━━ Raw records

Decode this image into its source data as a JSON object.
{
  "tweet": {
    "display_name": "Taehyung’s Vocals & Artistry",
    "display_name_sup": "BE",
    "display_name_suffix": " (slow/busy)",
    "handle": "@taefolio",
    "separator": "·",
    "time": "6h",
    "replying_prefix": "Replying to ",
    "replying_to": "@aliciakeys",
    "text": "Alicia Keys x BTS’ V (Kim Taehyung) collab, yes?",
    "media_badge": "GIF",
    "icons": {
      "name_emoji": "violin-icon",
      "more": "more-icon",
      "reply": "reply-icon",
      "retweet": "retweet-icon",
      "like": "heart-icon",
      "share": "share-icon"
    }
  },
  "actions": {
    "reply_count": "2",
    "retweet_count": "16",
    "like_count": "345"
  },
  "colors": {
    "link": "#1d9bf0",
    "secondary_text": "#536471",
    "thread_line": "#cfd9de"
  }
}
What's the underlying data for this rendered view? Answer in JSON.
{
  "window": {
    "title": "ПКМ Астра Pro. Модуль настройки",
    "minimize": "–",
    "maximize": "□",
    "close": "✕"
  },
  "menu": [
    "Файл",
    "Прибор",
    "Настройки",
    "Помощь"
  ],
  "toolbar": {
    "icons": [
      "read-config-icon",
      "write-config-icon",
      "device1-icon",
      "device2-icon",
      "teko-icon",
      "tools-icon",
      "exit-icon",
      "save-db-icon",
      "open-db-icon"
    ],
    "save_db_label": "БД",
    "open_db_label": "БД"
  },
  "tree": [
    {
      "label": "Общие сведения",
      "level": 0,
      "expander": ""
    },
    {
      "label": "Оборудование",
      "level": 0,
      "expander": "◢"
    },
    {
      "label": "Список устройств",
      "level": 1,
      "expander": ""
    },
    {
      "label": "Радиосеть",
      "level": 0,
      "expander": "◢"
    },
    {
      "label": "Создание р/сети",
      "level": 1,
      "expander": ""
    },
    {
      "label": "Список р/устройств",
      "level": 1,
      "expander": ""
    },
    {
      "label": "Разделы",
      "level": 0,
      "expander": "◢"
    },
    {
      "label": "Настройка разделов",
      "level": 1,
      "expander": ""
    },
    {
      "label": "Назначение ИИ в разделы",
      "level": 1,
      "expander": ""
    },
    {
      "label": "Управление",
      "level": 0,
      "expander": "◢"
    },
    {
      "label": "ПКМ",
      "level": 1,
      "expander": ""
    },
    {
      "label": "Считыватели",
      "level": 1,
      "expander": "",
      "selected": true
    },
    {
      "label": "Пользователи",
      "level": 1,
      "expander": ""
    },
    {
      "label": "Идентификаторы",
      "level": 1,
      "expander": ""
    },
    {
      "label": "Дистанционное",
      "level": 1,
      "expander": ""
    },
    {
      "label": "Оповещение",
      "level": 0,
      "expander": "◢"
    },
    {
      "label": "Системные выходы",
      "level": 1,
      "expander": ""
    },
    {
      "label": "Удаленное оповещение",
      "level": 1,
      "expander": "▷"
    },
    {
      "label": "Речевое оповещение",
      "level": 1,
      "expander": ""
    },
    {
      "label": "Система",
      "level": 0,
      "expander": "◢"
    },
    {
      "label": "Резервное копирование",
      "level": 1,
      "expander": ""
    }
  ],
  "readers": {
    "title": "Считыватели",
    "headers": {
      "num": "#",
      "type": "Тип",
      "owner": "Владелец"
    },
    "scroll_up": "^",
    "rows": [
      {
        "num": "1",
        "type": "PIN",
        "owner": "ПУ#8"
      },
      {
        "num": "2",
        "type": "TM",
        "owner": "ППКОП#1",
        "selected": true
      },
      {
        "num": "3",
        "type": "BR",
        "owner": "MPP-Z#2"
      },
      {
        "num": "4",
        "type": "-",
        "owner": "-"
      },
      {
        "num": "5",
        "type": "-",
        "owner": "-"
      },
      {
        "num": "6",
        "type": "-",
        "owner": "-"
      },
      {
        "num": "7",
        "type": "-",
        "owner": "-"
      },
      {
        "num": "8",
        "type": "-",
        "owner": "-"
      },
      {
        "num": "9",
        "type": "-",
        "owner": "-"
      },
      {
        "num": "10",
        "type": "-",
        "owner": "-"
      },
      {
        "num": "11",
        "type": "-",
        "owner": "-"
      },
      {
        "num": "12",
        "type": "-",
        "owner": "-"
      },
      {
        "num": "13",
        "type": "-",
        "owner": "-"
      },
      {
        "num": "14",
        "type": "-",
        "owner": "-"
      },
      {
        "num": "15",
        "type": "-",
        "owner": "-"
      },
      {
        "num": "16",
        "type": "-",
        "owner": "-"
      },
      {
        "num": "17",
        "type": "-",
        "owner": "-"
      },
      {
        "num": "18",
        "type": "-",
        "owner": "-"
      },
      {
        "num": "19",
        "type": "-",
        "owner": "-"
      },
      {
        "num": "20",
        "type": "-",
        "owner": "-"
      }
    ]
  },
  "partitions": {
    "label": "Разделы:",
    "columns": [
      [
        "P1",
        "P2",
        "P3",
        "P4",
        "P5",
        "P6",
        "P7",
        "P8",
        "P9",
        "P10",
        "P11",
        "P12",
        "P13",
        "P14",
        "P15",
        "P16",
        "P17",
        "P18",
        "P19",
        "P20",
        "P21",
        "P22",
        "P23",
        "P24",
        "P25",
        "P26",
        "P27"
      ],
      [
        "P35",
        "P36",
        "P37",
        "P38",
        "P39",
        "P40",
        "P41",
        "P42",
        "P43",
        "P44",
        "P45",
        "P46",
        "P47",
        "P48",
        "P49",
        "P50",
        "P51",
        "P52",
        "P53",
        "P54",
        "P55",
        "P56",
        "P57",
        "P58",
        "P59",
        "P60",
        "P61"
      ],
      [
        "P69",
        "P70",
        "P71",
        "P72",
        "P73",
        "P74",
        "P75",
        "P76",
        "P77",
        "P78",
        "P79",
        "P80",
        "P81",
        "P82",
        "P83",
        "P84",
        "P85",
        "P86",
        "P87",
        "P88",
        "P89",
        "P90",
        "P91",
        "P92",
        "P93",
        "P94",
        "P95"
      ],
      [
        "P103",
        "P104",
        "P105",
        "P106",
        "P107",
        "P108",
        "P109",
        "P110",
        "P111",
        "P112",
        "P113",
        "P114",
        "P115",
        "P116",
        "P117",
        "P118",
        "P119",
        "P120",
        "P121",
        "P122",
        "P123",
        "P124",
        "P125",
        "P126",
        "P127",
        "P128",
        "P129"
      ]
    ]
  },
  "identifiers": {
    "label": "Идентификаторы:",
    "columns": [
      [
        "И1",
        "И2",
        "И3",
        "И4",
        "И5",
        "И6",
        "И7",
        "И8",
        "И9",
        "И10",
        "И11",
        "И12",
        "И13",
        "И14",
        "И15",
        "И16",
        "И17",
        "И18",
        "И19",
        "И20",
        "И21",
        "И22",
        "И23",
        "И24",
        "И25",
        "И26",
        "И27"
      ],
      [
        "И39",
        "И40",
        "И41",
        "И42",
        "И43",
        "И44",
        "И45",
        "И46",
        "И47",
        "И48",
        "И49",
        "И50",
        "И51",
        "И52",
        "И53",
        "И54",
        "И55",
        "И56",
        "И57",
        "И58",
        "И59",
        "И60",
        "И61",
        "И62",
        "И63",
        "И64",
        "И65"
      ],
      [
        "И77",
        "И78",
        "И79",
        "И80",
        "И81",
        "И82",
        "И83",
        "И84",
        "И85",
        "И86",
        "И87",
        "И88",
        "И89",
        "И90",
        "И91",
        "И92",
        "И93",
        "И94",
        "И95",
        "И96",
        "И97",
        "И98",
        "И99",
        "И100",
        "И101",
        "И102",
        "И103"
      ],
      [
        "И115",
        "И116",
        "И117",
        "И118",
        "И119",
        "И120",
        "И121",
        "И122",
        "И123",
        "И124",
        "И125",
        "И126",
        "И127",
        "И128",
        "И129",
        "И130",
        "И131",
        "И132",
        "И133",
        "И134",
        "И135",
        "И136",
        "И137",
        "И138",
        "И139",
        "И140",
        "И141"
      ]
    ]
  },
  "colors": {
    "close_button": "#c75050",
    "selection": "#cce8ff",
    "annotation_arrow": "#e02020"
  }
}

━━━━

* Short problem *
Choose all lines containing the string "data" and copy them out.

* Problem solution *
Decode this image into its source data as a JSON object.
What's the underlying data for this rendered view? Answer in JSON.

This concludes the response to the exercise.